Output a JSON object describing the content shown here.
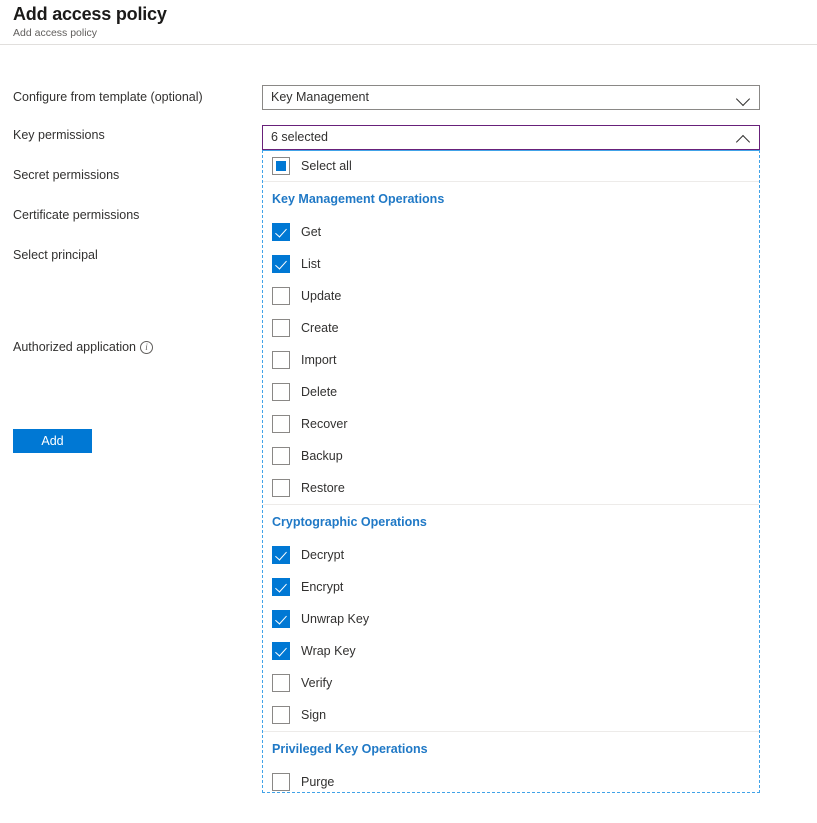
{
  "header": {
    "title": "Add access policy",
    "subtitle": "Add access policy"
  },
  "form": {
    "labels": {
      "template": "Configure from template (optional)",
      "key_permissions": "Key permissions",
      "secret_permissions": "Secret permissions",
      "certificate_permissions": "Certificate permissions",
      "select_principal": "Select principal",
      "authorized_application": "Authorized application"
    },
    "template_value": "Key Management",
    "key_permissions_value": "6 selected",
    "info_glyph": "i"
  },
  "dropdown": {
    "select_all_label": "Select all",
    "select_all_state": "indeterminate",
    "sections": [
      {
        "title": "Key Management Operations",
        "items": [
          {
            "label": "Get",
            "checked": true
          },
          {
            "label": "List",
            "checked": true
          },
          {
            "label": "Update",
            "checked": false
          },
          {
            "label": "Create",
            "checked": false
          },
          {
            "label": "Import",
            "checked": false
          },
          {
            "label": "Delete",
            "checked": false
          },
          {
            "label": "Recover",
            "checked": false
          },
          {
            "label": "Backup",
            "checked": false
          },
          {
            "label": "Restore",
            "checked": false
          }
        ]
      },
      {
        "title": "Cryptographic Operations",
        "items": [
          {
            "label": "Decrypt",
            "checked": true
          },
          {
            "label": "Encrypt",
            "checked": true
          },
          {
            "label": "Unwrap Key",
            "checked": true
          },
          {
            "label": "Wrap Key",
            "checked": true
          },
          {
            "label": "Verify",
            "checked": false
          },
          {
            "label": "Sign",
            "checked": false
          }
        ]
      },
      {
        "title": "Privileged Key Operations",
        "items": [
          {
            "label": "Purge",
            "checked": false
          }
        ]
      }
    ]
  },
  "actions": {
    "add_label": "Add"
  },
  "colors": {
    "accent": "#0078d4",
    "section_header": "#2079c6",
    "focus_border": "#68217a",
    "panel_border": "#41a3e8"
  }
}
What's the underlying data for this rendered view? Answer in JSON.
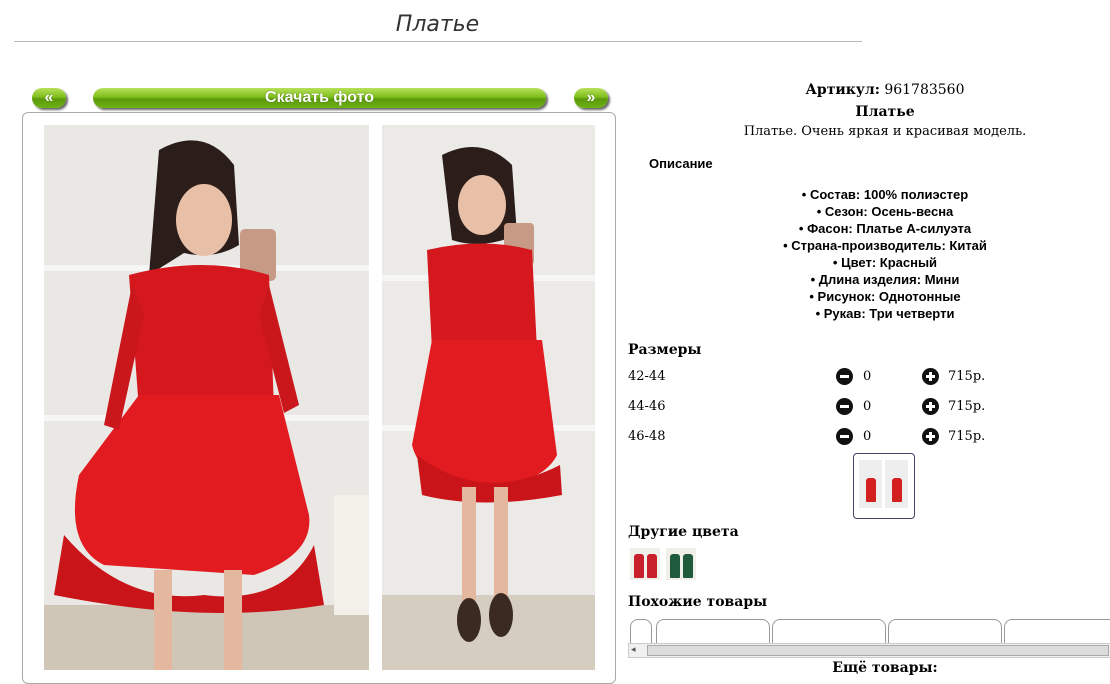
{
  "page": {
    "title": "Платье"
  },
  "gallery": {
    "prev_label": "«",
    "download_label": "Скачать фото",
    "next_label": "»"
  },
  "product": {
    "artikul_label": "Артикул:",
    "artikul_value": "961783560",
    "name": "Платье",
    "short_description": "Платье. Очень яркая и красивая модель.",
    "description_heading": "Описание",
    "features": [
      "• Состав: 100% полиэстер",
      "• Сезон: Осень-весна",
      "• Фасон: Платье А-силуэта",
      "• Страна-производитель: Китай",
      "• Цвет: Красный",
      "• Длина изделия: Мини",
      "• Рисунок: Однотонные",
      "• Рукав: Три четверти"
    ]
  },
  "sizes": {
    "heading": "Размеры",
    "rows": [
      {
        "label": "42-44",
        "qty": "0",
        "price": "715р."
      },
      {
        "label": "44-46",
        "qty": "0",
        "price": "715р."
      },
      {
        "label": "46-48",
        "qty": "0",
        "price": "715р."
      }
    ]
  },
  "other_colors": {
    "heading": "Другие цвета",
    "colors": [
      "#c81f2a",
      "#1f5a3d"
    ]
  },
  "similar": {
    "heading": "Похожие товары",
    "more_label": "Ещё товары:"
  },
  "colors": {
    "accent_green": "#7fbf1c",
    "dress_red": "#d41f1f"
  }
}
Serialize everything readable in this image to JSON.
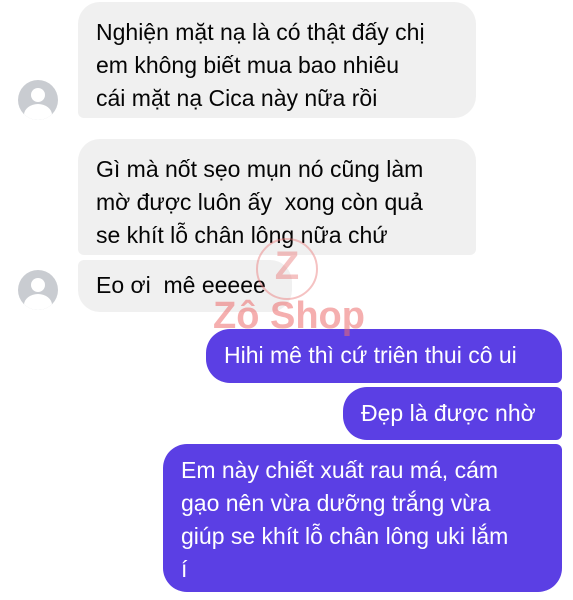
{
  "messages": [
    {
      "sender": "other",
      "text": "Nghiện mặt nạ là có thật đấy chị\nem không biết mua bao nhiêu\ncái mặt nạ Cica này nữa rồi"
    },
    {
      "sender": "other",
      "text": "Gì mà nốt sẹo mụn nó cũng làm\nmờ được luôn ấy  xong còn quả\nse khít lỗ chân lông nữa chứ"
    },
    {
      "sender": "other",
      "text": "Eo ơi  mê eeeee"
    },
    {
      "sender": "me",
      "text": "Hihi mê thì cứ triên thui cô ui"
    },
    {
      "sender": "me",
      "text": "Đẹp là được nhờ"
    },
    {
      "sender": "me",
      "text": "Em này chiết xuất rau má, cám\ngạo nên vừa dưỡng trắng vừa\ngiúp se khít lỗ chân lông uki lắm\ní"
    }
  ],
  "watermark": {
    "logo_letter": "Z",
    "text": "Zô Shop"
  },
  "colors": {
    "incoming_bubble": "#f0f0f0",
    "outgoing_bubble": "#5b3fe4",
    "avatar": "#c9ccd1"
  },
  "icons": {
    "avatar": "default-profile-icon"
  }
}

» **The request**
Work out how many lines in the entries hold the string "policy". Your answer should consist solely of that number.

» **Output**
2